→ **TASK DESCRIPTION**
The data below should be printed in full, exactly, and without any of its images.

→ **RECORDED DATA**
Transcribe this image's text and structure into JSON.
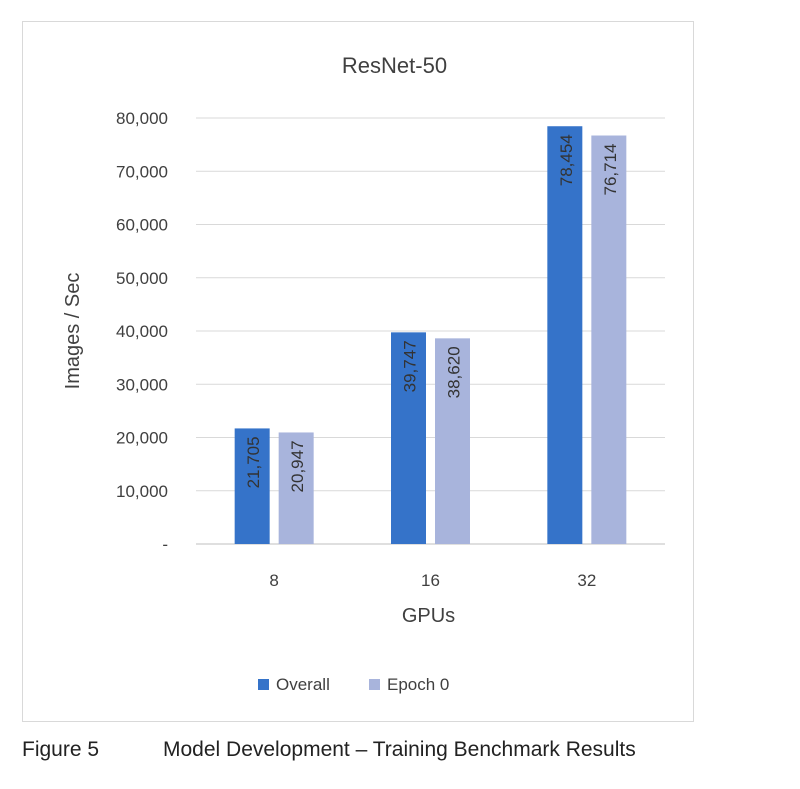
{
  "chart_data": {
    "type": "bar",
    "title": "ResNet-50",
    "xlabel": "GPUs",
    "ylabel": "Images / Sec",
    "categories": [
      "8",
      "16",
      "32"
    ],
    "series": [
      {
        "name": "Overall",
        "values": [
          21705,
          39747,
          78454
        ],
        "labels": [
          "21,705",
          "39,747",
          "78,454"
        ],
        "color": "#3573c9"
      },
      {
        "name": "Epoch 0",
        "values": [
          20947,
          38620,
          76714
        ],
        "labels": [
          "20,947",
          "38,620",
          "76,714"
        ],
        "color": "#a8b4dc"
      }
    ],
    "ylim": [
      0,
      80000
    ],
    "yticks": [
      0,
      10000,
      20000,
      30000,
      40000,
      50000,
      60000,
      70000,
      80000
    ],
    "ytick_labels": [
      "-",
      "10,000",
      "20,000",
      "30,000",
      "40,000",
      "50,000",
      "60,000",
      "70,000",
      "80,000"
    ],
    "grid": true,
    "legend_position": "bottom"
  },
  "caption": {
    "figure_label": "Figure 5",
    "text": "Model Development – Training Benchmark Results"
  }
}
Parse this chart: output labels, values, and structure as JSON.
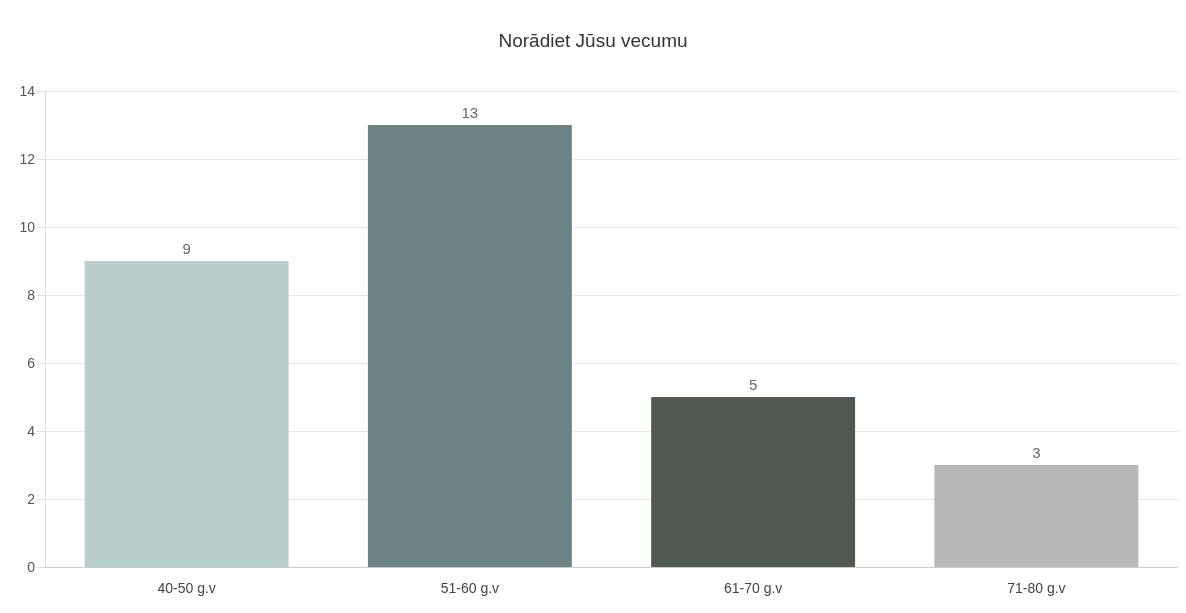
{
  "chart_data": {
    "type": "bar",
    "title": "Norādiet Jūsu vecumu",
    "categories": [
      "40-50 g.v",
      "51-60 g.v",
      "61-70 g.v",
      "71-80 g.v"
    ],
    "values": [
      9,
      13,
      5,
      3
    ],
    "colors": [
      "#b8ceca",
      "#6b8483",
      "#515a52",
      "#b8b8b9"
    ],
    "ylim": [
      0,
      14
    ],
    "yticks": [
      0,
      2,
      4,
      6,
      8,
      10,
      12,
      14
    ],
    "grid": "y",
    "data_labels": true
  }
}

→ **CORRECT RESPONSE**
Transcribe this image's text and structure into JSON.
{
  "chart_data": {
    "type": "bar",
    "title": "ResNet-50",
    "xlabel": "GPUs",
    "ylabel": "Images / Sec",
    "categories": [
      "8",
      "16",
      "32"
    ],
    "series": [
      {
        "name": "Overall",
        "values": [
          21705,
          39747,
          78454
        ],
        "labels": [
          "21,705",
          "39,747",
          "78,454"
        ],
        "color": "#3573c9"
      },
      {
        "name": "Epoch 0",
        "values": [
          20947,
          38620,
          76714
        ],
        "labels": [
          "20,947",
          "38,620",
          "76,714"
        ],
        "color": "#a8b4dc"
      }
    ],
    "ylim": [
      0,
      80000
    ],
    "yticks": [
      0,
      10000,
      20000,
      30000,
      40000,
      50000,
      60000,
      70000,
      80000
    ],
    "ytick_labels": [
      "-",
      "10,000",
      "20,000",
      "30,000",
      "40,000",
      "50,000",
      "60,000",
      "70,000",
      "80,000"
    ],
    "grid": true,
    "legend_position": "bottom"
  },
  "caption": {
    "figure_label": "Figure 5",
    "text": "Model Development – Training Benchmark Results"
  }
}
Parse this chart: output labels, values, and structure as JSON.
{
  "chart_data": {
    "type": "bar",
    "title": "Norādiet Jūsu vecumu",
    "categories": [
      "40-50 g.v",
      "51-60 g.v",
      "61-70 g.v",
      "71-80 g.v"
    ],
    "values": [
      9,
      13,
      5,
      3
    ],
    "colors": [
      "#b8ceca",
      "#6b8483",
      "#515a52",
      "#b8b8b9"
    ],
    "ylim": [
      0,
      14
    ],
    "yticks": [
      0,
      2,
      4,
      6,
      8,
      10,
      12,
      14
    ],
    "grid": "y",
    "data_labels": true
  }
}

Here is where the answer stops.